### PROBLEM DETAILS
Copy out every line in which the string "JSON" occurs.

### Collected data
-- -- --
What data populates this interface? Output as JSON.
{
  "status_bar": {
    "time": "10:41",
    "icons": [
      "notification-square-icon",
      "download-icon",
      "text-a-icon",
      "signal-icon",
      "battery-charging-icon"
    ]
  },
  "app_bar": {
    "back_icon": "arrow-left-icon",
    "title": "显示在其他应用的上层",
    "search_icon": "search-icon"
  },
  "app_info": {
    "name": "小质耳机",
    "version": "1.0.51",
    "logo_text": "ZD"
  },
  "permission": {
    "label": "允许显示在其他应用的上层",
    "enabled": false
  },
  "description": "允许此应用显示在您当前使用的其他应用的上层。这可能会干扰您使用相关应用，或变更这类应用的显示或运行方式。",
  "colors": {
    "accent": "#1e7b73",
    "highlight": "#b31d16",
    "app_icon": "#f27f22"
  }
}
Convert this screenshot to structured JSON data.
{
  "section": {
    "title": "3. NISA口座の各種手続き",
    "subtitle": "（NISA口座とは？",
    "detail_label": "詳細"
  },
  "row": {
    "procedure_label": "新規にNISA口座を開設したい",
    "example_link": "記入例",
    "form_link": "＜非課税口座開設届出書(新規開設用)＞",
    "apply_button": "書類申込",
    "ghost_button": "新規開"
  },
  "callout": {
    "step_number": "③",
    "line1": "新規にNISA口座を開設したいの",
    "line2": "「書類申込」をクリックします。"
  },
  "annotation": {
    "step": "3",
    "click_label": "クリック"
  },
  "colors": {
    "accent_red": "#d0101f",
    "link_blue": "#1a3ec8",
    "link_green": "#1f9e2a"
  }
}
-- -- --
### FINAL ANSWER
What data populates this interface? Output as JSON.
Convert this screenshot to structured JSON data.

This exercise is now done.